▶ _Task goal_
In all of the material below, change every "interactable" to "clickable" and reproduce the lines with everything else unchanged. Leave the pictures out of the answer.
********************
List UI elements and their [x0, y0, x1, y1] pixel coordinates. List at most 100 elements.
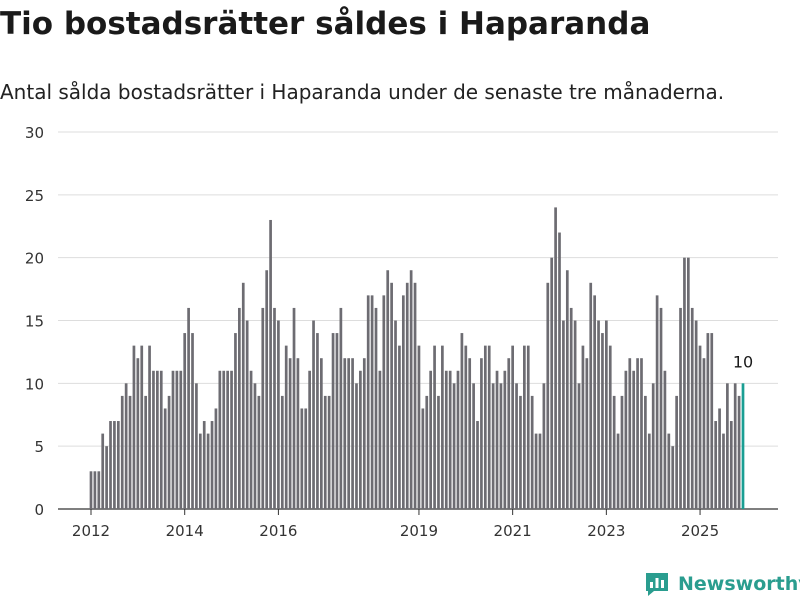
bar[interactable]: [546, 282, 550, 509]
bar[interactable]: [464, 345, 468, 509]
bar[interactable]: [390, 282, 393, 509]
bar[interactable]: [565, 270, 569, 509]
bar[interactable]: [413, 282, 417, 509]
bar[interactable]: [644, 395, 647, 509]
bar[interactable]: [608, 345, 612, 509]
bar[interactable]: [632, 370, 636, 509]
bar[interactable]: [655, 295, 659, 509]
bar[interactable]: [491, 383, 495, 509]
bar[interactable]: [304, 408, 308, 509]
bar[interactable]: [214, 408, 218, 509]
brand-logo[interactable]: Newsworthy: [644, 570, 800, 598]
bar[interactable]: [444, 370, 448, 509]
bar[interactable]: [261, 307, 265, 509]
bar[interactable]: [448, 370, 452, 509]
bar[interactable]: [495, 370, 499, 509]
bar[interactable]: [327, 395, 331, 509]
bar[interactable]: [382, 295, 386, 509]
bar[interactable]: [105, 446, 108, 509]
bar[interactable]: [425, 395, 429, 509]
bar[interactable]: [718, 408, 721, 509]
bar[interactable]: [710, 333, 714, 509]
bar[interactable]: [128, 395, 132, 509]
bar[interactable]: [683, 257, 686, 509]
bar[interactable]: [480, 358, 483, 509]
bar[interactable]: [339, 307, 343, 509]
bar[interactable]: [698, 345, 702, 509]
bar[interactable]: [280, 395, 284, 509]
bar[interactable]: [581, 345, 585, 509]
bar[interactable]: [647, 433, 651, 509]
bar[interactable]: [729, 421, 733, 509]
bar[interactable]: [89, 471, 93, 509]
bar[interactable]: [249, 370, 253, 509]
bar[interactable]: [320, 358, 323, 509]
bar[interactable]: [140, 345, 144, 509]
bar[interactable]: [296, 358, 300, 509]
bar[interactable]: [702, 358, 706, 509]
bar[interactable]: [651, 383, 655, 509]
bar[interactable]: [124, 383, 128, 509]
bar[interactable]: [562, 320, 565, 510]
bar[interactable]: [409, 270, 413, 509]
bar[interactable]: [257, 395, 261, 509]
bar[interactable]: [476, 421, 479, 509]
bar[interactable]: [468, 358, 472, 509]
bar[interactable]: [101, 433, 105, 509]
bar[interactable]: [163, 408, 167, 509]
bar[interactable]: [690, 307, 694, 509]
bar[interactable]: [230, 370, 233, 509]
bar[interactable]: [554, 207, 557, 509]
bar[interactable]: [597, 320, 600, 510]
bar[interactable]: [679, 307, 682, 509]
bar[interactable]: [238, 307, 241, 509]
bar[interactable]: [456, 370, 460, 509]
bar[interactable]: [737, 395, 741, 509]
bar[interactable]: [675, 395, 678, 509]
bar[interactable]: [628, 358, 632, 509]
bar[interactable]: [241, 282, 245, 509]
bar[interactable]: [378, 370, 382, 509]
bar[interactable]: [659, 307, 663, 509]
bar[interactable]: [620, 395, 624, 509]
bar[interactable]: [152, 370, 155, 509]
bar[interactable]: [113, 421, 116, 509]
bar[interactable]: [359, 370, 362, 509]
bar[interactable]: [284, 345, 288, 509]
bar[interactable]: [323, 395, 327, 509]
bar[interactable]: [198, 433, 202, 509]
bar[interactable]: [733, 383, 737, 509]
bar[interactable]: [273, 307, 276, 509]
bar[interactable]: [386, 270, 390, 509]
bar[interactable]: [222, 370, 226, 509]
bar[interactable]: [538, 433, 542, 509]
bar[interactable]: [312, 320, 315, 510]
bar[interactable]: [523, 345, 526, 509]
bar[interactable]: [362, 358, 366, 509]
bar[interactable]: [569, 307, 573, 509]
bar[interactable]: [526, 345, 530, 509]
bar[interactable]: [93, 471, 97, 509]
bar[interactable]: [132, 345, 136, 509]
bar[interactable]: [288, 358, 292, 509]
bar[interactable]: [202, 421, 206, 509]
bar[interactable]: [374, 307, 378, 509]
bar[interactable]: [714, 421, 718, 509]
bar[interactable]: [616, 433, 620, 509]
bar[interactable]: [179, 370, 183, 509]
bar[interactable]: [421, 408, 425, 509]
bar[interactable]: [437, 395, 440, 509]
bar[interactable]: [417, 345, 421, 509]
bar[interactable]: [499, 383, 503, 509]
bar[interactable]: [355, 383, 358, 509]
bar[interactable]: [686, 257, 690, 509]
bar[interactable]: [433, 345, 436, 509]
bar[interactable]: [148, 345, 151, 509]
bar[interactable]: [300, 408, 304, 509]
bar[interactable]: [191, 333, 194, 509]
bar[interactable]: [183, 333, 187, 509]
bar[interactable]: [550, 257, 554, 509]
bar[interactable]: [136, 358, 140, 509]
bar[interactable]: [253, 383, 257, 509]
bar[interactable]: [507, 358, 511, 509]
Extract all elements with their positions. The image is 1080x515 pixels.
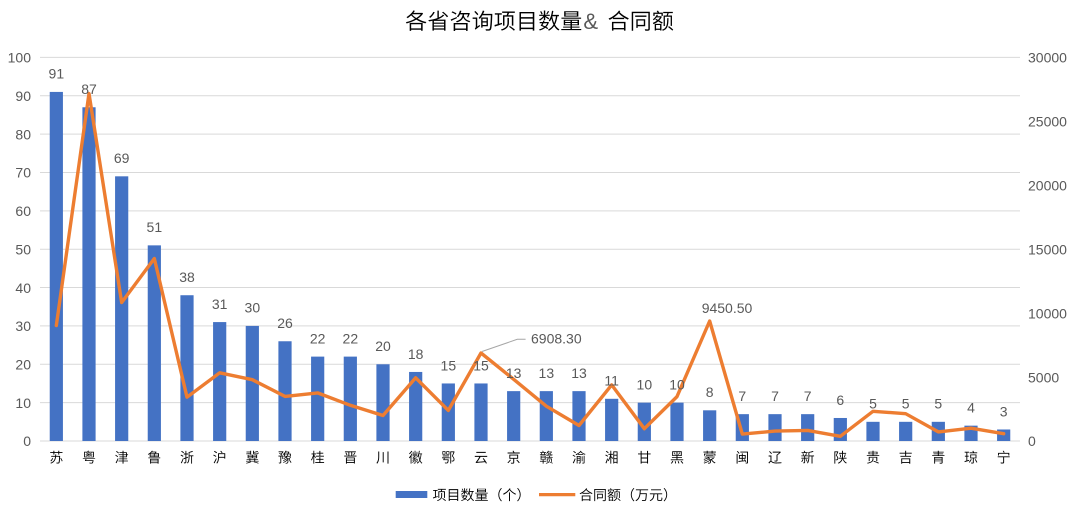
svg-text:20: 20 — [375, 338, 391, 354]
svg-text:69: 69 — [114, 150, 130, 166]
svg-text:5: 5 — [902, 396, 910, 412]
svg-text:38: 38 — [179, 269, 195, 285]
svg-text:30: 30 — [15, 318, 31, 334]
svg-text:10000: 10000 — [1028, 305, 1067, 321]
svg-text:8: 8 — [706, 384, 714, 400]
svg-text:20: 20 — [15, 356, 31, 372]
svg-text:26: 26 — [277, 315, 293, 331]
svg-text:5: 5 — [934, 396, 942, 412]
svg-text:18: 18 — [408, 346, 424, 362]
svg-text:9450.50: 9450.50 — [702, 300, 753, 316]
svg-text:40: 40 — [15, 280, 31, 296]
svg-text:3: 3 — [1000, 403, 1008, 419]
svg-text:5: 5 — [869, 396, 877, 412]
svg-text:70: 70 — [15, 165, 31, 181]
svg-text:22: 22 — [343, 330, 359, 346]
svg-text:30: 30 — [245, 300, 261, 316]
svg-text:0: 0 — [1028, 433, 1036, 449]
svg-text:22: 22 — [310, 330, 326, 346]
svg-text:11: 11 — [604, 373, 619, 389]
svg-text:91: 91 — [49, 66, 65, 82]
svg-text:5000: 5000 — [1028, 369, 1059, 385]
svg-text:10: 10 — [15, 395, 31, 411]
svg-text:31: 31 — [212, 296, 228, 312]
svg-text:&: & — [583, 9, 598, 34]
svg-text:15: 15 — [441, 357, 457, 373]
svg-text:7: 7 — [804, 388, 812, 404]
svg-text:87: 87 — [81, 81, 97, 97]
svg-text:80: 80 — [15, 126, 31, 142]
svg-text:13: 13 — [539, 365, 555, 381]
svg-text:25000: 25000 — [1028, 114, 1067, 130]
svg-text:30000: 30000 — [1028, 50, 1067, 66]
svg-text:7: 7 — [738, 388, 746, 404]
svg-text:50: 50 — [15, 241, 31, 257]
svg-text:15: 15 — [473, 357, 489, 373]
svg-text:51: 51 — [147, 219, 163, 235]
svg-text:60: 60 — [15, 203, 31, 219]
svg-text:90: 90 — [15, 88, 31, 104]
svg-text:6908.30: 6908.30 — [531, 331, 582, 347]
svg-text:13: 13 — [506, 365, 522, 381]
svg-text:100: 100 — [8, 50, 32, 66]
svg-text:6: 6 — [836, 392, 844, 408]
svg-text:20000: 20000 — [1028, 177, 1067, 193]
svg-text:7: 7 — [771, 388, 779, 404]
svg-text:13: 13 — [571, 365, 587, 381]
svg-text:10: 10 — [637, 376, 653, 392]
svg-text:4: 4 — [967, 399, 975, 415]
svg-text:10: 10 — [669, 376, 685, 392]
svg-text:0: 0 — [23, 433, 31, 449]
svg-text:15000: 15000 — [1028, 241, 1067, 257]
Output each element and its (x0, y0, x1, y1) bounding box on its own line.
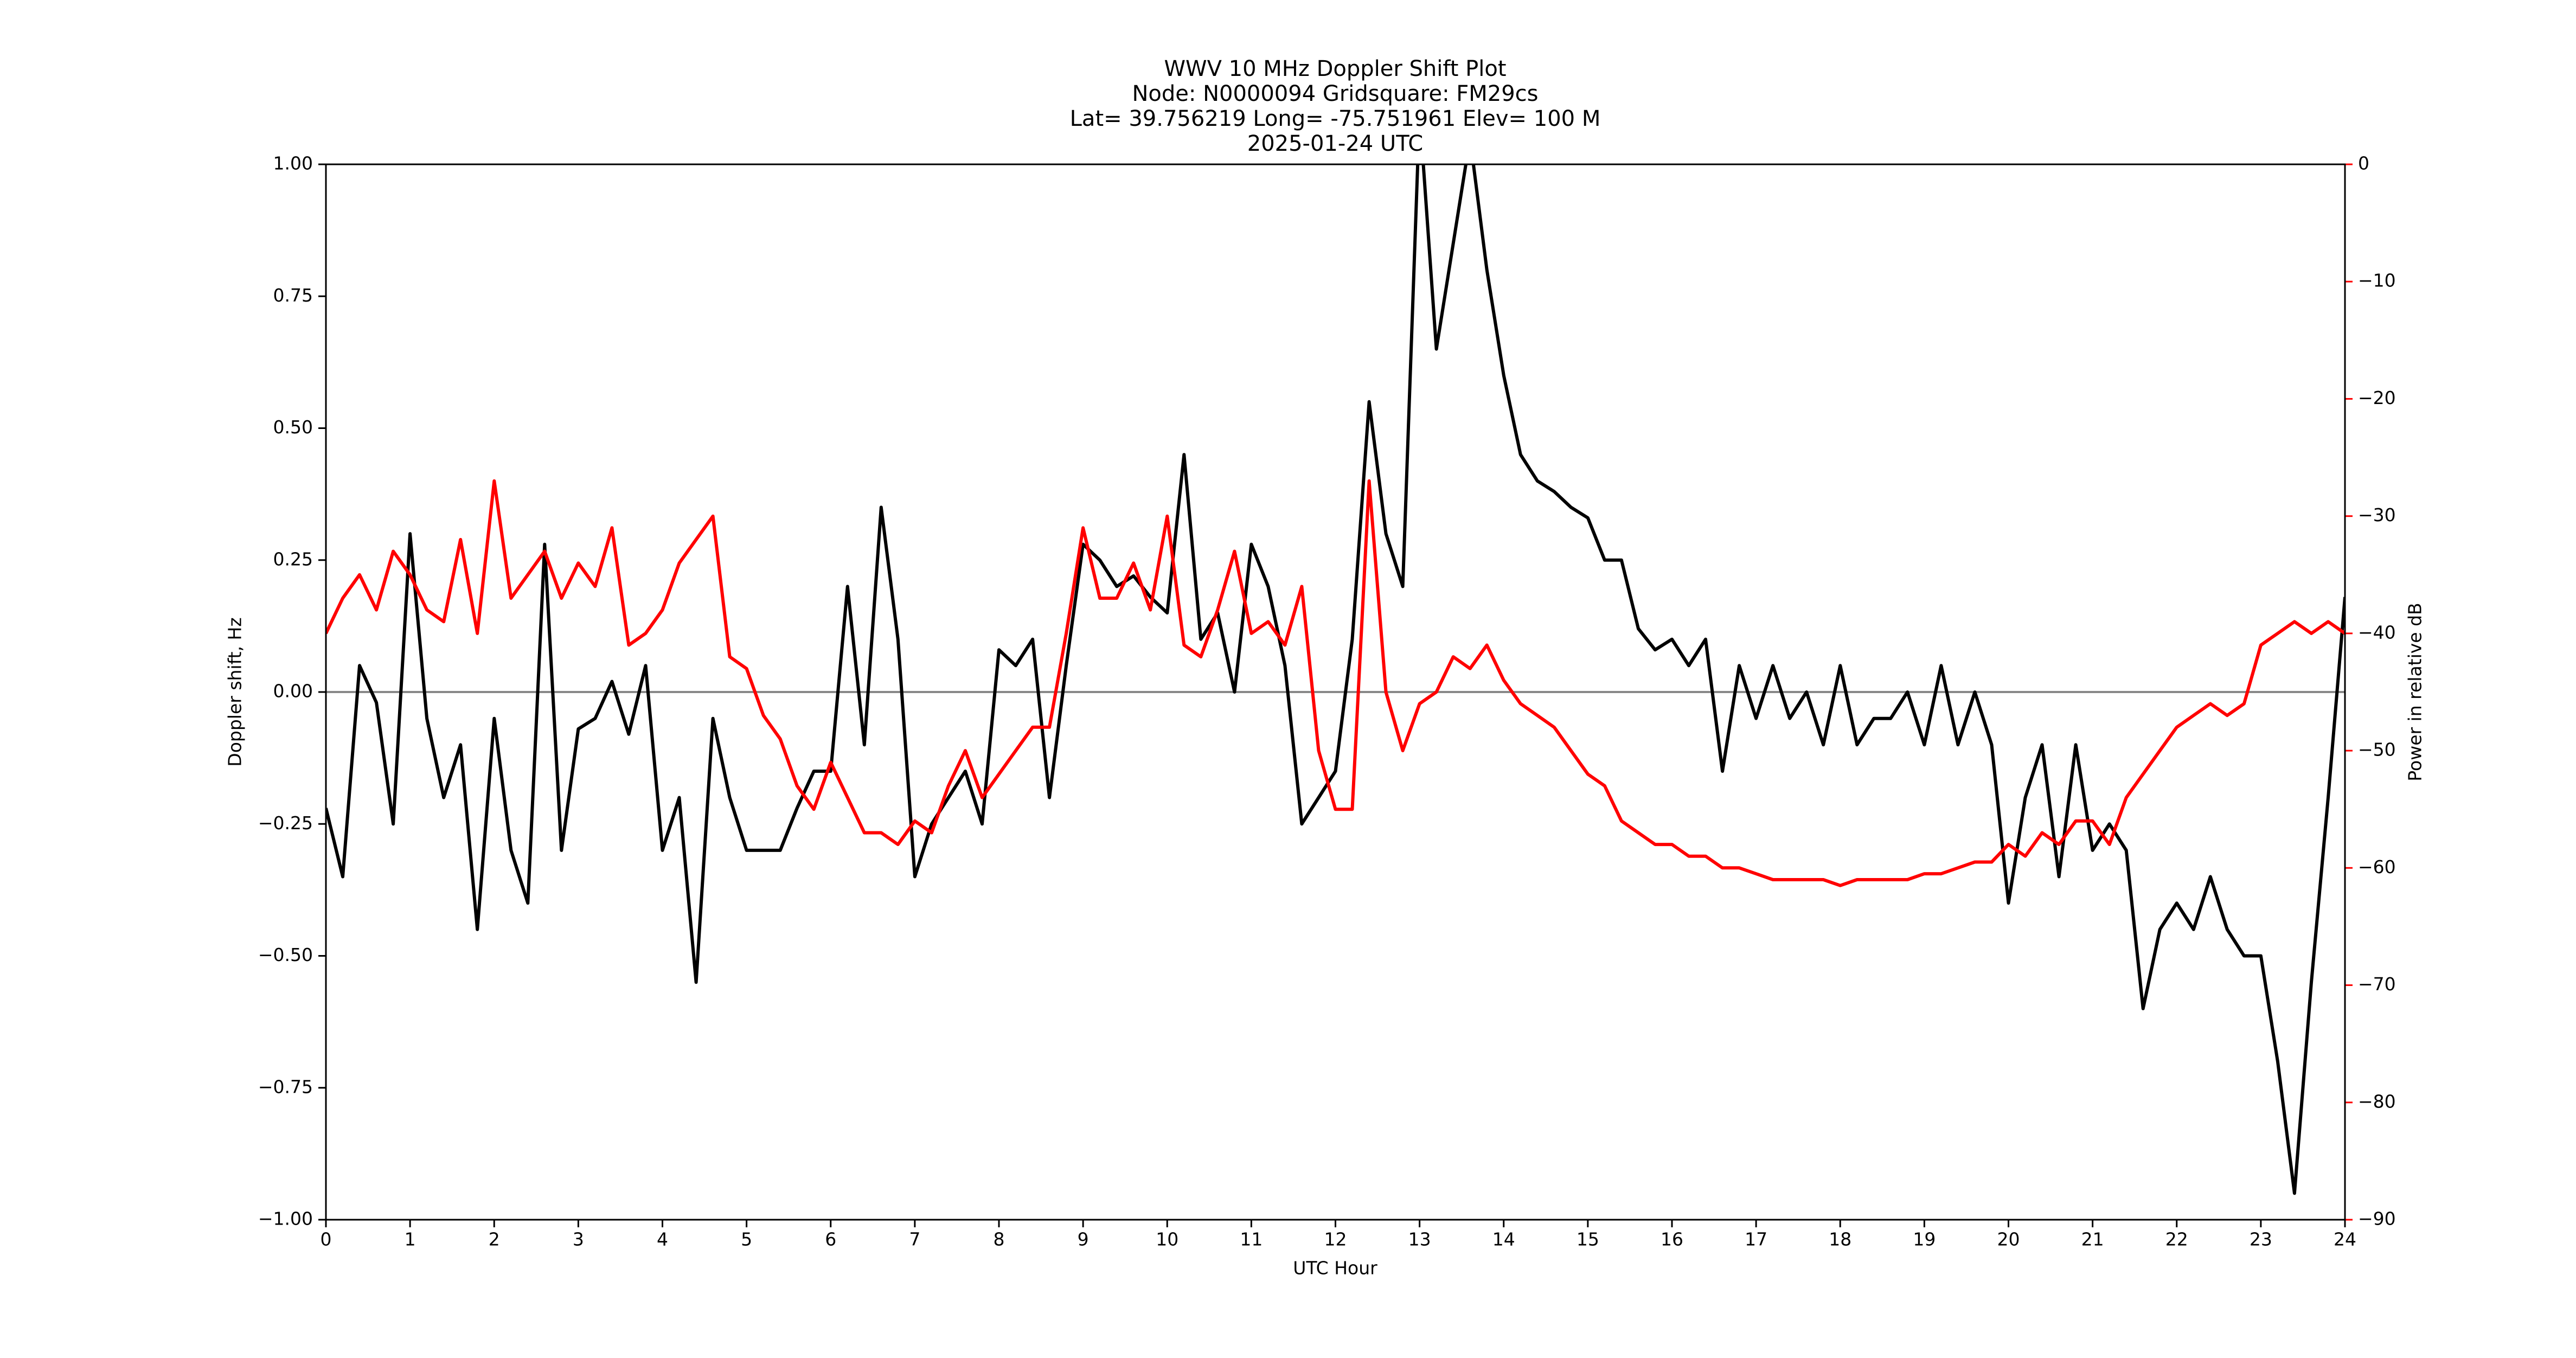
********************
▶ _Reply to the task_
List UI elements and their [x0, y0, x1, y1] pixel coordinates. List at most 100 elements.
bar[clickable]: [546, 282, 550, 509]
bar[clickable]: [464, 345, 468, 509]
bar[clickable]: [390, 282, 393, 509]
bar[clickable]: [565, 270, 569, 509]
bar[clickable]: [413, 282, 417, 509]
bar[clickable]: [644, 395, 647, 509]
bar[clickable]: [608, 345, 612, 509]
bar[clickable]: [632, 370, 636, 509]
bar[clickable]: [655, 295, 659, 509]
bar[clickable]: [491, 383, 495, 509]
bar[clickable]: [304, 408, 308, 509]
bar[clickable]: [214, 408, 218, 509]
brand-logo[clickable]: Newsworthy: [644, 570, 800, 598]
bar[clickable]: [444, 370, 448, 509]
bar[clickable]: [261, 307, 265, 509]
bar[clickable]: [448, 370, 452, 509]
bar[clickable]: [495, 370, 499, 509]
bar[clickable]: [327, 395, 331, 509]
bar[clickable]: [382, 295, 386, 509]
bar[clickable]: [105, 446, 108, 509]
bar[clickable]: [425, 395, 429, 509]
bar[clickable]: [718, 408, 721, 509]
bar[clickable]: [710, 333, 714, 509]
bar[clickable]: [128, 395, 132, 509]
bar[clickable]: [683, 257, 686, 509]
bar[clickable]: [480, 358, 483, 509]
bar[clickable]: [339, 307, 343, 509]
bar[clickable]: [698, 345, 702, 509]
bar[clickable]: [280, 395, 284, 509]
bar[clickable]: [581, 345, 585, 509]
bar[clickable]: [647, 433, 651, 509]
bar[clickable]: [729, 421, 733, 509]
bar[clickable]: [89, 471, 93, 509]
bar[clickable]: [249, 370, 253, 509]
bar[clickable]: [320, 358, 323, 509]
bar[clickable]: [140, 345, 144, 509]
bar[clickable]: [296, 358, 300, 509]
bar[clickable]: [702, 358, 706, 509]
bar[clickable]: [651, 383, 655, 509]
bar[clickable]: [124, 383, 128, 509]
bar[clickable]: [562, 320, 565, 510]
bar[clickable]: [409, 270, 413, 509]
bar[clickable]: [257, 395, 261, 509]
bar[clickable]: [476, 421, 479, 509]
bar[clickable]: [468, 358, 472, 509]
bar[clickable]: [101, 433, 105, 509]
bar[clickable]: [163, 408, 167, 509]
bar[clickable]: [690, 307, 694, 509]
bar[clickable]: [230, 370, 233, 509]
bar[clickable]: [554, 207, 557, 509]
bar[clickable]: [597, 320, 600, 510]
bar[clickable]: [679, 307, 682, 509]
bar[clickable]: [238, 307, 241, 509]
bar[clickable]: [456, 370, 460, 509]
bar[clickable]: [737, 395, 741, 509]
bar[clickable]: [675, 395, 678, 509]
bar[clickable]: [628, 358, 632, 509]
bar[clickable]: [241, 282, 245, 509]
bar[clickable]: [378, 370, 382, 509]
bar[clickable]: [659, 307, 663, 509]
bar[clickable]: [620, 395, 624, 509]
bar[clickable]: [152, 370, 155, 509]
bar[clickable]: [113, 421, 116, 509]
bar[clickable]: [359, 370, 362, 509]
bar[clickable]: [284, 345, 288, 509]
bar[clickable]: [323, 395, 327, 509]
bar[clickable]: [198, 433, 202, 509]
bar[clickable]: [733, 383, 737, 509]
bar[clickable]: [273, 307, 276, 509]
bar[clickable]: [386, 270, 390, 509]
bar[clickable]: [222, 370, 226, 509]
bar[clickable]: [538, 433, 542, 509]
bar[clickable]: [312, 320, 315, 510]
bar[clickable]: [523, 345, 526, 509]
bar[clickable]: [362, 358, 366, 509]
bar[clickable]: [569, 307, 573, 509]
bar[clickable]: [526, 345, 530, 509]
bar[clickable]: [93, 471, 97, 509]
bar[clickable]: [132, 345, 136, 509]
bar[clickable]: [288, 358, 292, 509]
bar[clickable]: [202, 421, 206, 509]
bar[clickable]: [374, 307, 378, 509]
bar[clickable]: [714, 421, 718, 509]
bar[clickable]: [616, 433, 620, 509]
bar[clickable]: [179, 370, 183, 509]
bar[clickable]: [421, 408, 425, 509]
bar[clickable]: [437, 395, 440, 509]
bar[clickable]: [417, 345, 421, 509]
bar[clickable]: [499, 383, 503, 509]
bar[clickable]: [355, 383, 358, 509]
bar[clickable]: [686, 257, 690, 509]
bar[clickable]: [433, 345, 436, 509]
bar[clickable]: [148, 345, 151, 509]
bar[clickable]: [300, 408, 304, 509]
bar[clickable]: [191, 333, 194, 509]
bar[clickable]: [183, 333, 187, 509]
bar[clickable]: [550, 257, 554, 509]
bar[clickable]: [136, 358, 140, 509]
bar[clickable]: [253, 383, 257, 509]
bar[clickable]: [507, 358, 511, 509]
Extract all elements with their positions. The image is 1080x515 pixels.
svg-text:20: 20 — [375, 338, 391, 354]
svg-text:69: 69 — [114, 150, 130, 166]
svg-text:5: 5 — [902, 396, 910, 412]
svg-text:38: 38 — [179, 269, 195, 285]
svg-text:30: 30 — [15, 318, 31, 334]
svg-text:10000: 10000 — [1028, 305, 1067, 321]
svg-text:8: 8 — [706, 384, 714, 400]
svg-text:20: 20 — [15, 356, 31, 372]
svg-text:26: 26 — [277, 315, 293, 331]
svg-text:5: 5 — [934, 396, 942, 412]
svg-text:18: 18 — [408, 346, 424, 362]
svg-text:9450.50: 9450.50 — [702, 300, 753, 316]
svg-text:40: 40 — [15, 280, 31, 296]
svg-text:3: 3 — [1000, 403, 1008, 419]
svg-text:5: 5 — [869, 396, 877, 412]
svg-text:70: 70 — [15, 165, 31, 181]
svg-text:22: 22 — [343, 330, 359, 346]
svg-text:30: 30 — [245, 300, 261, 316]
svg-text:0: 0 — [1028, 433, 1036, 449]
svg-text:22: 22 — [310, 330, 326, 346]
svg-text:11: 11 — [604, 373, 619, 389]
svg-text:91: 91 — [49, 66, 65, 82]
svg-text:5000: 5000 — [1028, 369, 1059, 385]
svg-text:10: 10 — [15, 395, 31, 411]
svg-text:31: 31 — [212, 296, 228, 312]
svg-text:&: & — [583, 9, 598, 34]
svg-text:15: 15 — [441, 357, 457, 373]
svg-text:7: 7 — [804, 388, 812, 404]
svg-text:87: 87 — [81, 81, 97, 97]
svg-text:80: 80 — [15, 126, 31, 142]
svg-text:13: 13 — [539, 365, 555, 381]
svg-text:25000: 25000 — [1028, 114, 1067, 130]
svg-text:30000: 30000 — [1028, 50, 1067, 66]
svg-text:7: 7 — [738, 388, 746, 404]
svg-text:50: 50 — [15, 241, 31, 257]
svg-text:15: 15 — [473, 357, 489, 373]
svg-text:51: 51 — [147, 219, 163, 235]
svg-text:60: 60 — [15, 203, 31, 219]
svg-text:90: 90 — [15, 88, 31, 104]
svg-text:6908.30: 6908.30 — [531, 331, 582, 347]
svg-text:13: 13 — [506, 365, 522, 381]
svg-text:100: 100 — [8, 50, 32, 66]
svg-text:6: 6 — [836, 392, 844, 408]
svg-text:20000: 20000 — [1028, 177, 1067, 193]
svg-text:7: 7 — [771, 388, 779, 404]
svg-text:13: 13 — [571, 365, 587, 381]
svg-text:10: 10 — [637, 376, 653, 392]
svg-text:4: 4 — [967, 399, 975, 415]
svg-text:10: 10 — [669, 376, 685, 392]
svg-text:0: 0 — [23, 433, 31, 449]
svg-text:15000: 15000 — [1028, 241, 1067, 257]
Output each element and its (x0, y0, x1, y1) bounding box on its own line.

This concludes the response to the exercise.